The problem: Please pull out every line that includes the string "Friseur".

(Dataset excerpt)
══════════════════════════════

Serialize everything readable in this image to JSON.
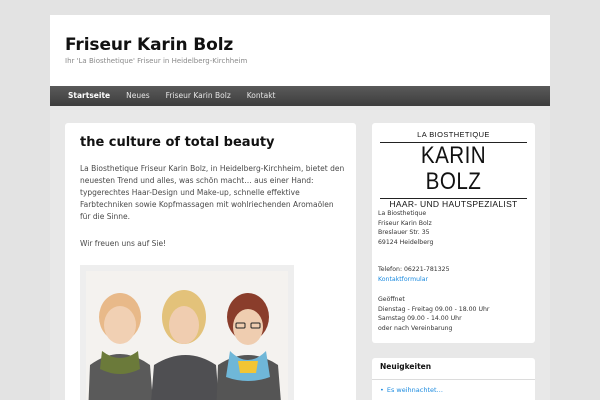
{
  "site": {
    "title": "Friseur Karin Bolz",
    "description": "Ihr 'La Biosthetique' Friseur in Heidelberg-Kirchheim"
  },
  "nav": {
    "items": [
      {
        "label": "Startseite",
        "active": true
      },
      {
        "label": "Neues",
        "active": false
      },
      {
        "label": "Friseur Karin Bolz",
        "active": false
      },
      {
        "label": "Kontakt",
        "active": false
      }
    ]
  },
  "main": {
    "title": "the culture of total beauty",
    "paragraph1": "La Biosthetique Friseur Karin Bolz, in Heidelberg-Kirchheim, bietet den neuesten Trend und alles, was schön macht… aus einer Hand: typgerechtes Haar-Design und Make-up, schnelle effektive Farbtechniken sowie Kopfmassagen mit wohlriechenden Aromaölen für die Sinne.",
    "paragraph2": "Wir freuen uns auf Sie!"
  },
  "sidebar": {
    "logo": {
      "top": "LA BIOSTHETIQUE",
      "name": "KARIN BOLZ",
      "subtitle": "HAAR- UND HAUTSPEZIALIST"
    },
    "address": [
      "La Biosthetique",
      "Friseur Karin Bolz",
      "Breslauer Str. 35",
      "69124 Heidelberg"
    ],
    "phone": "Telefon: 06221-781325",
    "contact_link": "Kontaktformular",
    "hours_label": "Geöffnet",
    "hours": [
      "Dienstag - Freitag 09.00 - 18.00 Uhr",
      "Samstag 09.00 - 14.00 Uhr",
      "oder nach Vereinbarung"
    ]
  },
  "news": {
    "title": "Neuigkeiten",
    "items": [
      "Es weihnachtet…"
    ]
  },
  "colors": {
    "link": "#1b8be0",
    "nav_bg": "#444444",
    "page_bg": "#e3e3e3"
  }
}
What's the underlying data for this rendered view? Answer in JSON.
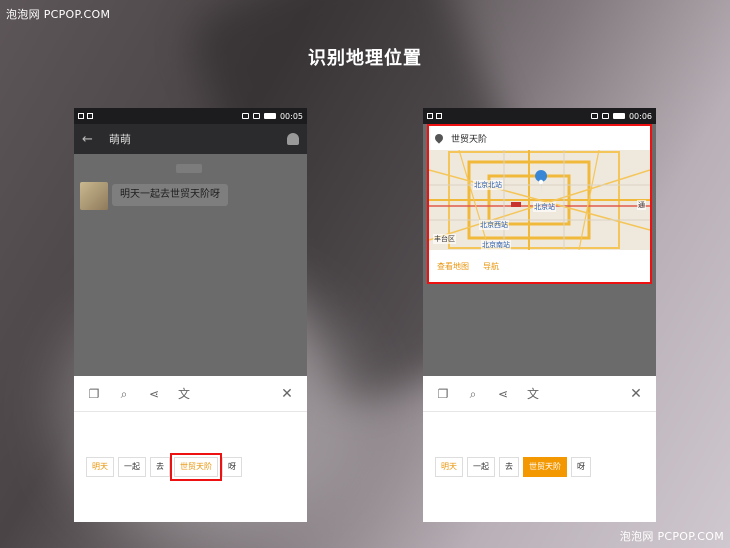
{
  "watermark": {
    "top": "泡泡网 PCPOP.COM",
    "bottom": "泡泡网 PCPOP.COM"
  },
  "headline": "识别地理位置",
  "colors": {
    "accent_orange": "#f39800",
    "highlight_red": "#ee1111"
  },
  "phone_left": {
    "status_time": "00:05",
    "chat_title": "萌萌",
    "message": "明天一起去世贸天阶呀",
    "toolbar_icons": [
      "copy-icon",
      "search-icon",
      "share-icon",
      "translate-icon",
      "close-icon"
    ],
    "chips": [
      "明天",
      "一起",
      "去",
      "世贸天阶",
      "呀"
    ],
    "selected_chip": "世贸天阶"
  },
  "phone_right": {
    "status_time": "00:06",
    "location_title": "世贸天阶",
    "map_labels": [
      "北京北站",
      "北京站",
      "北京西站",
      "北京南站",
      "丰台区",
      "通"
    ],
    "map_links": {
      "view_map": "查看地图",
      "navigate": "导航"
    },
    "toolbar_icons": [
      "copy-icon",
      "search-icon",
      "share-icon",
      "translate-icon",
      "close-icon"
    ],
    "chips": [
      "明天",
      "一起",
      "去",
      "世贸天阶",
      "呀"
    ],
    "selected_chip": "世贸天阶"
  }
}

══════════════════════════════

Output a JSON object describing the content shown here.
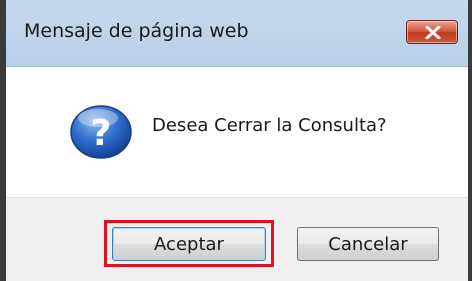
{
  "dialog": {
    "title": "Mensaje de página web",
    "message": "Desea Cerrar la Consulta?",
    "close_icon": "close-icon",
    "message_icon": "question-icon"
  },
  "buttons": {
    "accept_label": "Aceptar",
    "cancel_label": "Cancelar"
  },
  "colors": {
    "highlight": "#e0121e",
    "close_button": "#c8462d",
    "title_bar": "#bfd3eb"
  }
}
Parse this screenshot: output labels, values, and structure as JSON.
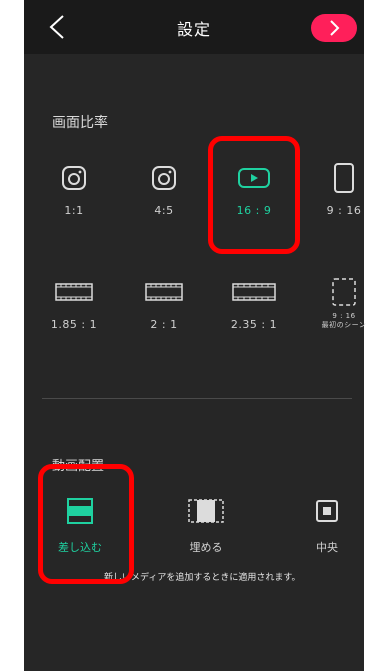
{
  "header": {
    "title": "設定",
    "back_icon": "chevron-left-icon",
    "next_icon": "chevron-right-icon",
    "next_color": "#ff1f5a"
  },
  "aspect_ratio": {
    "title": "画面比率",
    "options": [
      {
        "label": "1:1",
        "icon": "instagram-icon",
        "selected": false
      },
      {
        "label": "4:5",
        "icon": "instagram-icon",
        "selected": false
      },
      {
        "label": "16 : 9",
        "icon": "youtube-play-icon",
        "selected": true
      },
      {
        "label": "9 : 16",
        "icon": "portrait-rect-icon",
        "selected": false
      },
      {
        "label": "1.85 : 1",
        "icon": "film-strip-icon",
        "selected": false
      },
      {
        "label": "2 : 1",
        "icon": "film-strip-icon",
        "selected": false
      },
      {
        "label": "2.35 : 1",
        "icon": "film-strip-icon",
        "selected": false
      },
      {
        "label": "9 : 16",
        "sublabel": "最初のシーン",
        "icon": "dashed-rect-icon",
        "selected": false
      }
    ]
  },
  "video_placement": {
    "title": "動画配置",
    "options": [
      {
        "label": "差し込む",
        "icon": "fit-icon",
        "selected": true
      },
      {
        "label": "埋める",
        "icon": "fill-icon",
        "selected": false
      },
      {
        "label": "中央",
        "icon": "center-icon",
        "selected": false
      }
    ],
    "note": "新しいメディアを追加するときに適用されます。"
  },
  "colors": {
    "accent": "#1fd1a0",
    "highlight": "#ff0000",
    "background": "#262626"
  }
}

══════════════════════════════

Exercise output:
    "title": "Friseur Karin Bolz",
    "description": "Ihr 'La Biosthetique' Friseur in Heidelberg-Kirchheim"
        "label": "Friseur Karin Bolz",
    "paragraph1": "La Biosthetique Friseur Karin Bolz, in Heidelberg-Kirchheim, bietet den neuesten Trend und alles, was schön macht… aus einer Hand: typgerechtes Haar-Design und Make-up, schnelle effektive Farbtechniken sowie Kopfmassagen mit wohlriechenden Aromaölen für die Sinne.",
      "Friseur Karin Bolz",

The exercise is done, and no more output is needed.